What to do :: What follows is a listing to be transcribed exactly.

Record list ::
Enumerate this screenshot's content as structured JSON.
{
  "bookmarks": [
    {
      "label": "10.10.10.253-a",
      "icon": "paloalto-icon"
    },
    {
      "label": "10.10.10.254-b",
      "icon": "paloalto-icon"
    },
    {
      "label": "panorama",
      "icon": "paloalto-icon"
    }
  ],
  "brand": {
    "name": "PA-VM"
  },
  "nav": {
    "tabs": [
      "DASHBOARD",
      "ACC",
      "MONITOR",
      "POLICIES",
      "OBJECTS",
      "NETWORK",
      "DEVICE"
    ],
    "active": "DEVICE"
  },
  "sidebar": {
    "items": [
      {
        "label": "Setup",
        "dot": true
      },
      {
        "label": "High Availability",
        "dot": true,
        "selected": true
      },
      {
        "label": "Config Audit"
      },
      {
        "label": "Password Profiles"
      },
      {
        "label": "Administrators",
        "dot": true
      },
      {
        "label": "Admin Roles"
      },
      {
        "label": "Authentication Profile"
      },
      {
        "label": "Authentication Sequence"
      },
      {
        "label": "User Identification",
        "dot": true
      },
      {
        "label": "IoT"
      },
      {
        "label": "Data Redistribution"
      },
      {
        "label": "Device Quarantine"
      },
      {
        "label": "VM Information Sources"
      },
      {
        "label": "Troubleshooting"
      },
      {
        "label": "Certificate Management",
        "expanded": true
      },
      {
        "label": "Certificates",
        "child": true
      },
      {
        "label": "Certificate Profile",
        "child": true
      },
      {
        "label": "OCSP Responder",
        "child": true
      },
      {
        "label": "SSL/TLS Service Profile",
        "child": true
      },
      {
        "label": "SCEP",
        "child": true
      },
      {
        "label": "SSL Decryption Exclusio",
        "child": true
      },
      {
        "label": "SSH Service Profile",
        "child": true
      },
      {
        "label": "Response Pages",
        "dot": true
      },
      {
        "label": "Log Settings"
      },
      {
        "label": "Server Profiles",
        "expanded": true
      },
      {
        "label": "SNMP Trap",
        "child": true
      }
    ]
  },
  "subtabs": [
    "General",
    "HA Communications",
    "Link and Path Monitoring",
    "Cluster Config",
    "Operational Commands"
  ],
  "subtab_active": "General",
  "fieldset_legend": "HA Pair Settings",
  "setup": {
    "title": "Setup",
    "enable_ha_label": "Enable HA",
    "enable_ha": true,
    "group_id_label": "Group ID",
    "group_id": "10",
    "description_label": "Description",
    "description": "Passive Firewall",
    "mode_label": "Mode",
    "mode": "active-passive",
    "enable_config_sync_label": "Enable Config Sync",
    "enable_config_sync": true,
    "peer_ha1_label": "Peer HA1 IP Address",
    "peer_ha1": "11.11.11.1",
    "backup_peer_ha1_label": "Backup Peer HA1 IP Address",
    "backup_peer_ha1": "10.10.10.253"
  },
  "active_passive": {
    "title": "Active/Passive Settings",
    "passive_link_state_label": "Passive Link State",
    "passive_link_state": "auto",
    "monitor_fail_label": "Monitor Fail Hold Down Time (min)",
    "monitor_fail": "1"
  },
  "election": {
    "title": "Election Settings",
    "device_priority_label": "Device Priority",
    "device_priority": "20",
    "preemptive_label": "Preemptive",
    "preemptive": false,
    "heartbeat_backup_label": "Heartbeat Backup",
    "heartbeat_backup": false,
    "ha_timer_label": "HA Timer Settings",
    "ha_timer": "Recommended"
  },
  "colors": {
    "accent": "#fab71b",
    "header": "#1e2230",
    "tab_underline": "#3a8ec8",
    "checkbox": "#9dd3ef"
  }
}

Correct response ::
Enumerate this screenshot's content as structured JSON.
{
  "bookmarks": [
    {
      "label": "10.10.10.253-a",
      "icon": "paloalto-icon"
    },
    {
      "label": "10.10.10.254-b",
      "icon": "paloalto-icon"
    },
    {
      "label": "panorama",
      "icon": "paloalto-icon"
    }
  ],
  "brand": {
    "name": "PA-VM"
  },
  "nav": {
    "tabs": [
      "DASHBOARD",
      "ACC",
      "MONITOR",
      "POLICIES",
      "OBJECTS",
      "NETWORK",
      "DEVICE"
    ],
    "active": "DEVICE"
  },
  "sidebar": {
    "items": [
      {
        "label": "Setup",
        "dot": true
      },
      {
        "label": "High Availability",
        "dot": true,
        "selected": true
      },
      {
        "label": "Config Audit"
      },
      {
        "label": "Password Profiles"
      },
      {
        "label": "Administrators",
        "dot": true
      },
      {
        "label": "Admin Roles"
      },
      {
        "label": "Authentication Profile"
      },
      {
        "label": "Authentication Sequence"
      },
      {
        "label": "User Identification",
        "dot": true
      },
      {
        "label": "IoT"
      },
      {
        "label": "Data Redistribution"
      },
      {
        "label": "Device Quarantine"
      },
      {
        "label": "VM Information Sources"
      },
      {
        "label": "Troubleshooting"
      },
      {
        "label": "Certificate Management",
        "expanded": true
      },
      {
        "label": "Certificates",
        "child": true
      },
      {
        "label": "Certificate Profile",
        "child": true
      },
      {
        "label": "OCSP Responder",
        "child": true
      },
      {
        "label": "SSL/TLS Service Profile",
        "child": true
      },
      {
        "label": "SCEP",
        "child": true
      },
      {
        "label": "SSL Decryption Exclusio",
        "child": true
      },
      {
        "label": "SSH Service Profile",
        "child": true
      },
      {
        "label": "Response Pages",
        "dot": true
      },
      {
        "label": "Log Settings"
      },
      {
        "label": "Server Profiles",
        "expanded": true
      },
      {
        "label": "SNMP Trap",
        "child": true
      }
    ]
  },
  "subtabs": [
    "General",
    "HA Communications",
    "Link and Path Monitoring",
    "Cluster Config",
    "Operational Commands"
  ],
  "subtab_active": "General",
  "fieldset_legend": "HA Pair Settings",
  "setup": {
    "title": "Setup",
    "enable_ha_label": "Enable HA",
    "enable_ha": true,
    "group_id_label": "Group ID",
    "group_id": "10",
    "description_label": "Description",
    "description": "Passive Firewall",
    "mode_label": "Mode",
    "mode": "active-passive",
    "enable_config_sync_label": "Enable Config Sync",
    "enable_config_sync": true,
    "peer_ha1_label": "Peer HA1 IP Address",
    "peer_ha1": "11.11.11.1",
    "backup_peer_ha1_label": "Backup Peer HA1 IP Address",
    "backup_peer_ha1": "10.10.10.253"
  },
  "active_passive": {
    "title": "Active/Passive Settings",
    "passive_link_state_label": "Passive Link State",
    "passive_link_state": "auto",
    "monitor_fail_label": "Monitor Fail Hold Down Time (min)",
    "monitor_fail": "1"
  },
  "election": {
    "title": "Election Settings",
    "device_priority_label": "Device Priority",
    "device_priority": "20",
    "preemptive_label": "Preemptive",
    "preemptive": false,
    "heartbeat_backup_label": "Heartbeat Backup",
    "heartbeat_backup": false,
    "ha_timer_label": "HA Timer Settings",
    "ha_timer": "Recommended"
  },
  "colors": {
    "accent": "#fab71b",
    "header": "#1e2230",
    "tab_underline": "#3a8ec8",
    "checkbox": "#9dd3ef"
  }
}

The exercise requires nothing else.